What the exercise asks
Retype all the entries word for word, but omit the pictures.

Supplied information

□ □ □

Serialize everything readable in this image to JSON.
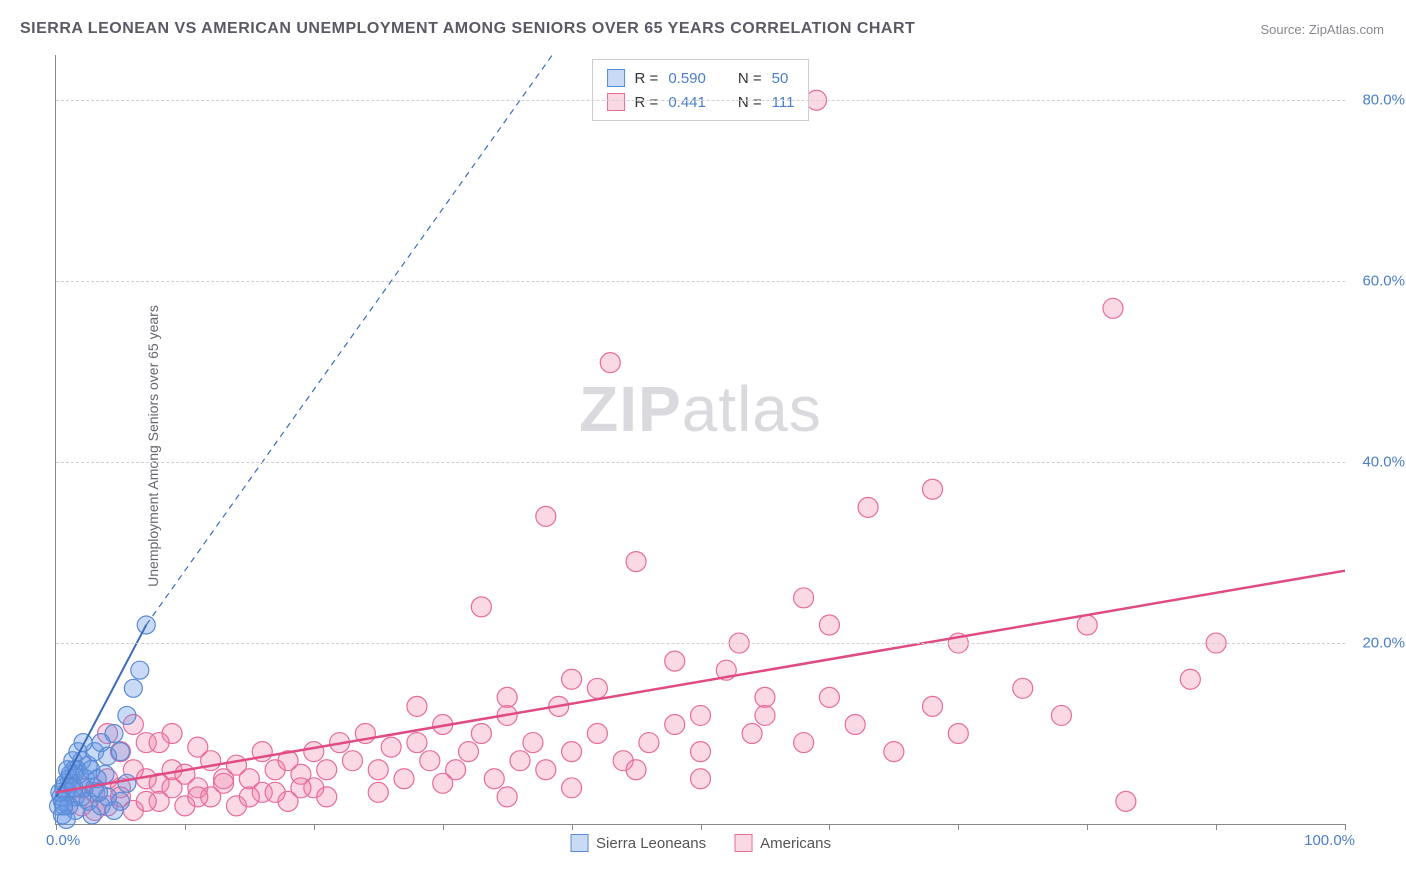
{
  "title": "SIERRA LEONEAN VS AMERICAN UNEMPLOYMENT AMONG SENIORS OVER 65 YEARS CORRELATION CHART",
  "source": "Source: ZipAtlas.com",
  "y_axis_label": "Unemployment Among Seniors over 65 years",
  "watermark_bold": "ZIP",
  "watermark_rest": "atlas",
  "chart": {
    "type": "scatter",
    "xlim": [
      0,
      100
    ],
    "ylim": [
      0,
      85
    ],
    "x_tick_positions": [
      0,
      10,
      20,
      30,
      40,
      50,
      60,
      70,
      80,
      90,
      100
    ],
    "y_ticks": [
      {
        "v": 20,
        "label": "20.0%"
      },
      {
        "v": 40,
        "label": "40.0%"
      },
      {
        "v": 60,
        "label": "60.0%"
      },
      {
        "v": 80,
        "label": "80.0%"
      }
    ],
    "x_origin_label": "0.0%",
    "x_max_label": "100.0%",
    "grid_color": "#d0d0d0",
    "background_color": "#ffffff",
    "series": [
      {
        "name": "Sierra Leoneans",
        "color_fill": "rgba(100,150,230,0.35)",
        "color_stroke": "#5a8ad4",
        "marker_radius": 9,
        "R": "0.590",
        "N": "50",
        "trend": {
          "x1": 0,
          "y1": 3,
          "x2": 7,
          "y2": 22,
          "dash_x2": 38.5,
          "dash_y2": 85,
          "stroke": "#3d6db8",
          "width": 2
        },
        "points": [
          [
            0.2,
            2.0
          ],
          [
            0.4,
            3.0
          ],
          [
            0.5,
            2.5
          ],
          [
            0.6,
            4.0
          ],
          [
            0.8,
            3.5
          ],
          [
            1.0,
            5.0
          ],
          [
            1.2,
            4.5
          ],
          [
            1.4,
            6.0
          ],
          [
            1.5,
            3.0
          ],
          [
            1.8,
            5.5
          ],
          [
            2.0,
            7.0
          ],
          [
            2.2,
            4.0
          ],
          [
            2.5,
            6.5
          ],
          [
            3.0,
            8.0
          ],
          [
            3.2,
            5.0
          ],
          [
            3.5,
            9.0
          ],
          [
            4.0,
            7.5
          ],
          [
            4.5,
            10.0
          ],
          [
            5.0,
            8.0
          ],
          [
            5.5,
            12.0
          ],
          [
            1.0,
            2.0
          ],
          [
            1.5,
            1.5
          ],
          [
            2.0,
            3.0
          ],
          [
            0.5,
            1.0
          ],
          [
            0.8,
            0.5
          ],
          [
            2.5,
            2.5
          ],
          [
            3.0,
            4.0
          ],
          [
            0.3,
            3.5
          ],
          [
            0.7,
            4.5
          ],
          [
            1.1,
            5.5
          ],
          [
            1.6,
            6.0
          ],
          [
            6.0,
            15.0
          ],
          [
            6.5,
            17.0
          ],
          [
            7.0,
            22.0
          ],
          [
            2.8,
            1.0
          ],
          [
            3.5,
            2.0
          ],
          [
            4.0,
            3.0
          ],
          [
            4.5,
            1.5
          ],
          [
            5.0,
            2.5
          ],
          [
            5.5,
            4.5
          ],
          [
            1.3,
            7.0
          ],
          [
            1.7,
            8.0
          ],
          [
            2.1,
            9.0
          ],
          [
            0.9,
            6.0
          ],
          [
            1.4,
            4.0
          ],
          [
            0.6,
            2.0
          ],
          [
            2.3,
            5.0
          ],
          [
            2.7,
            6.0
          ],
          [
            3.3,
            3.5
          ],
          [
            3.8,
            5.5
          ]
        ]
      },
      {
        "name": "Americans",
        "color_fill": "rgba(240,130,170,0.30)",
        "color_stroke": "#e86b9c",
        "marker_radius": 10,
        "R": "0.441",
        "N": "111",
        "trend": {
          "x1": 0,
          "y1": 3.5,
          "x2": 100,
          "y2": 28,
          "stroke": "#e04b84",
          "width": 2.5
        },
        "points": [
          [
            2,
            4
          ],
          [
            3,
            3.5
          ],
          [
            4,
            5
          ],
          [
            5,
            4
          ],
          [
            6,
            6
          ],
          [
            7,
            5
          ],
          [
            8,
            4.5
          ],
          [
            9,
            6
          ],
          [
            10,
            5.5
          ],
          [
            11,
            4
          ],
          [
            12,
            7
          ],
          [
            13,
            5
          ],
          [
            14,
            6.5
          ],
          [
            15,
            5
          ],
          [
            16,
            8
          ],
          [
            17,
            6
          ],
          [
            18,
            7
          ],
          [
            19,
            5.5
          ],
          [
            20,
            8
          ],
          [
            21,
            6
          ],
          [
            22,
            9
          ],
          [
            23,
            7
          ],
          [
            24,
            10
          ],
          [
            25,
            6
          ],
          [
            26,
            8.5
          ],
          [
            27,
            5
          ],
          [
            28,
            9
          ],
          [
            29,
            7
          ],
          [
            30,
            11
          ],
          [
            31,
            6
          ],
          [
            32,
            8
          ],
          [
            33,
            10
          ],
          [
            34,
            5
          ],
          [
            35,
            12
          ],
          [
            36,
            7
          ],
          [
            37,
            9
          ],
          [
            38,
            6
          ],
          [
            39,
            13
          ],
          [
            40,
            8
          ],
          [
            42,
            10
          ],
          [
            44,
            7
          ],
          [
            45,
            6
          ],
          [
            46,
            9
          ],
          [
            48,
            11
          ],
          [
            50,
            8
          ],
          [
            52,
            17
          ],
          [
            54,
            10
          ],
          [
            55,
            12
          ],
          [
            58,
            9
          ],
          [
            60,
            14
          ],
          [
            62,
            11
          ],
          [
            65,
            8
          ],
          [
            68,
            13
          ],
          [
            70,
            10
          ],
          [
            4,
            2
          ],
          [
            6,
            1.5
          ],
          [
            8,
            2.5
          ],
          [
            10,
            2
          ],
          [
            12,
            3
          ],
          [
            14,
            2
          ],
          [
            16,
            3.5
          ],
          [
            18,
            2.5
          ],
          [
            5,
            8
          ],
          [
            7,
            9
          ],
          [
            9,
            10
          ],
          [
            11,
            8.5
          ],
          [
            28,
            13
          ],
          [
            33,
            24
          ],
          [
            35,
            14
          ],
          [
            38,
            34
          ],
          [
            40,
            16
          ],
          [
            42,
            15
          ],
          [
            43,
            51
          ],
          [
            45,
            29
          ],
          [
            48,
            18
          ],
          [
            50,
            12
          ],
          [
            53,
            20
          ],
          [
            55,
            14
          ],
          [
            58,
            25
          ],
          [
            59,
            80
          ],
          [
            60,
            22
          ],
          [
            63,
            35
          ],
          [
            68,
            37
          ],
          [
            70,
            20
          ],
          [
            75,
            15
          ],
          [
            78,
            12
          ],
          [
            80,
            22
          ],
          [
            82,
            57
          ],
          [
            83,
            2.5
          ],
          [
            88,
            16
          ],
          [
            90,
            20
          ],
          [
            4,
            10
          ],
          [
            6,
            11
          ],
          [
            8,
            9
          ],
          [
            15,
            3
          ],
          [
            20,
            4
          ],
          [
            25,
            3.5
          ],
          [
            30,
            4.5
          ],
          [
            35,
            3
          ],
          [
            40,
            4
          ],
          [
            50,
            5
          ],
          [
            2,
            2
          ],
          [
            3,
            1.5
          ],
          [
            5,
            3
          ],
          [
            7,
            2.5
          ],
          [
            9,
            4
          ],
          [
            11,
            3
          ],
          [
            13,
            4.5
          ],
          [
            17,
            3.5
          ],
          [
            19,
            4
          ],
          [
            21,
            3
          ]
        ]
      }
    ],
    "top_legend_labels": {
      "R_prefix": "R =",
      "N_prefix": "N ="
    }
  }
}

□ □ □

Final result
Serialize everything readable in this image to JSON.
{
  "title": "SIERRA LEONEAN VS AMERICAN UNEMPLOYMENT AMONG SENIORS OVER 65 YEARS CORRELATION CHART",
  "source": "Source: ZipAtlas.com",
  "y_axis_label": "Unemployment Among Seniors over 65 years",
  "watermark_bold": "ZIP",
  "watermark_rest": "atlas",
  "chart": {
    "type": "scatter",
    "xlim": [
      0,
      100
    ],
    "ylim": [
      0,
      85
    ],
    "x_tick_positions": [
      0,
      10,
      20,
      30,
      40,
      50,
      60,
      70,
      80,
      90,
      100
    ],
    "y_ticks": [
      {
        "v": 20,
        "label": "20.0%"
      },
      {
        "v": 40,
        "label": "40.0%"
      },
      {
        "v": 60,
        "label": "60.0%"
      },
      {
        "v": 80,
        "label": "80.0%"
      }
    ],
    "x_origin_label": "0.0%",
    "x_max_label": "100.0%",
    "grid_color": "#d0d0d0",
    "background_color": "#ffffff",
    "series": [
      {
        "name": "Sierra Leoneans",
        "color_fill": "rgba(100,150,230,0.35)",
        "color_stroke": "#5a8ad4",
        "marker_radius": 9,
        "R": "0.590",
        "N": "50",
        "trend": {
          "x1": 0,
          "y1": 3,
          "x2": 7,
          "y2": 22,
          "dash_x2": 38.5,
          "dash_y2": 85,
          "stroke": "#3d6db8",
          "width": 2
        },
        "points": [
          [
            0.2,
            2.0
          ],
          [
            0.4,
            3.0
          ],
          [
            0.5,
            2.5
          ],
          [
            0.6,
            4.0
          ],
          [
            0.8,
            3.5
          ],
          [
            1.0,
            5.0
          ],
          [
            1.2,
            4.5
          ],
          [
            1.4,
            6.0
          ],
          [
            1.5,
            3.0
          ],
          [
            1.8,
            5.5
          ],
          [
            2.0,
            7.0
          ],
          [
            2.2,
            4.0
          ],
          [
            2.5,
            6.5
          ],
          [
            3.0,
            8.0
          ],
          [
            3.2,
            5.0
          ],
          [
            3.5,
            9.0
          ],
          [
            4.0,
            7.5
          ],
          [
            4.5,
            10.0
          ],
          [
            5.0,
            8.0
          ],
          [
            5.5,
            12.0
          ],
          [
            1.0,
            2.0
          ],
          [
            1.5,
            1.5
          ],
          [
            2.0,
            3.0
          ],
          [
            0.5,
            1.0
          ],
          [
            0.8,
            0.5
          ],
          [
            2.5,
            2.5
          ],
          [
            3.0,
            4.0
          ],
          [
            0.3,
            3.5
          ],
          [
            0.7,
            4.5
          ],
          [
            1.1,
            5.5
          ],
          [
            1.6,
            6.0
          ],
          [
            6.0,
            15.0
          ],
          [
            6.5,
            17.0
          ],
          [
            7.0,
            22.0
          ],
          [
            2.8,
            1.0
          ],
          [
            3.5,
            2.0
          ],
          [
            4.0,
            3.0
          ],
          [
            4.5,
            1.5
          ],
          [
            5.0,
            2.5
          ],
          [
            5.5,
            4.5
          ],
          [
            1.3,
            7.0
          ],
          [
            1.7,
            8.0
          ],
          [
            2.1,
            9.0
          ],
          [
            0.9,
            6.0
          ],
          [
            1.4,
            4.0
          ],
          [
            0.6,
            2.0
          ],
          [
            2.3,
            5.0
          ],
          [
            2.7,
            6.0
          ],
          [
            3.3,
            3.5
          ],
          [
            3.8,
            5.5
          ]
        ]
      },
      {
        "name": "Americans",
        "color_fill": "rgba(240,130,170,0.30)",
        "color_stroke": "#e86b9c",
        "marker_radius": 10,
        "R": "0.441",
        "N": "111",
        "trend": {
          "x1": 0,
          "y1": 3.5,
          "x2": 100,
          "y2": 28,
          "stroke": "#e04b84",
          "width": 2.5
        },
        "points": [
          [
            2,
            4
          ],
          [
            3,
            3.5
          ],
          [
            4,
            5
          ],
          [
            5,
            4
          ],
          [
            6,
            6
          ],
          [
            7,
            5
          ],
          [
            8,
            4.5
          ],
          [
            9,
            6
          ],
          [
            10,
            5.5
          ],
          [
            11,
            4
          ],
          [
            12,
            7
          ],
          [
            13,
            5
          ],
          [
            14,
            6.5
          ],
          [
            15,
            5
          ],
          [
            16,
            8
          ],
          [
            17,
            6
          ],
          [
            18,
            7
          ],
          [
            19,
            5.5
          ],
          [
            20,
            8
          ],
          [
            21,
            6
          ],
          [
            22,
            9
          ],
          [
            23,
            7
          ],
          [
            24,
            10
          ],
          [
            25,
            6
          ],
          [
            26,
            8.5
          ],
          [
            27,
            5
          ],
          [
            28,
            9
          ],
          [
            29,
            7
          ],
          [
            30,
            11
          ],
          [
            31,
            6
          ],
          [
            32,
            8
          ],
          [
            33,
            10
          ],
          [
            34,
            5
          ],
          [
            35,
            12
          ],
          [
            36,
            7
          ],
          [
            37,
            9
          ],
          [
            38,
            6
          ],
          [
            39,
            13
          ],
          [
            40,
            8
          ],
          [
            42,
            10
          ],
          [
            44,
            7
          ],
          [
            45,
            6
          ],
          [
            46,
            9
          ],
          [
            48,
            11
          ],
          [
            50,
            8
          ],
          [
            52,
            17
          ],
          [
            54,
            10
          ],
          [
            55,
            12
          ],
          [
            58,
            9
          ],
          [
            60,
            14
          ],
          [
            62,
            11
          ],
          [
            65,
            8
          ],
          [
            68,
            13
          ],
          [
            70,
            10
          ],
          [
            4,
            2
          ],
          [
            6,
            1.5
          ],
          [
            8,
            2.5
          ],
          [
            10,
            2
          ],
          [
            12,
            3
          ],
          [
            14,
            2
          ],
          [
            16,
            3.5
          ],
          [
            18,
            2.5
          ],
          [
            5,
            8
          ],
          [
            7,
            9
          ],
          [
            9,
            10
          ],
          [
            11,
            8.5
          ],
          [
            28,
            13
          ],
          [
            33,
            24
          ],
          [
            35,
            14
          ],
          [
            38,
            34
          ],
          [
            40,
            16
          ],
          [
            42,
            15
          ],
          [
            43,
            51
          ],
          [
            45,
            29
          ],
          [
            48,
            18
          ],
          [
            50,
            12
          ],
          [
            53,
            20
          ],
          [
            55,
            14
          ],
          [
            58,
            25
          ],
          [
            59,
            80
          ],
          [
            60,
            22
          ],
          [
            63,
            35
          ],
          [
            68,
            37
          ],
          [
            70,
            20
          ],
          [
            75,
            15
          ],
          [
            78,
            12
          ],
          [
            80,
            22
          ],
          [
            82,
            57
          ],
          [
            83,
            2.5
          ],
          [
            88,
            16
          ],
          [
            90,
            20
          ],
          [
            4,
            10
          ],
          [
            6,
            11
          ],
          [
            8,
            9
          ],
          [
            15,
            3
          ],
          [
            20,
            4
          ],
          [
            25,
            3.5
          ],
          [
            30,
            4.5
          ],
          [
            35,
            3
          ],
          [
            40,
            4
          ],
          [
            50,
            5
          ],
          [
            2,
            2
          ],
          [
            3,
            1.5
          ],
          [
            5,
            3
          ],
          [
            7,
            2.5
          ],
          [
            9,
            4
          ],
          [
            11,
            3
          ],
          [
            13,
            4.5
          ],
          [
            17,
            3.5
          ],
          [
            19,
            4
          ],
          [
            21,
            3
          ]
        ]
      }
    ],
    "top_legend_labels": {
      "R_prefix": "R =",
      "N_prefix": "N ="
    }
  }
}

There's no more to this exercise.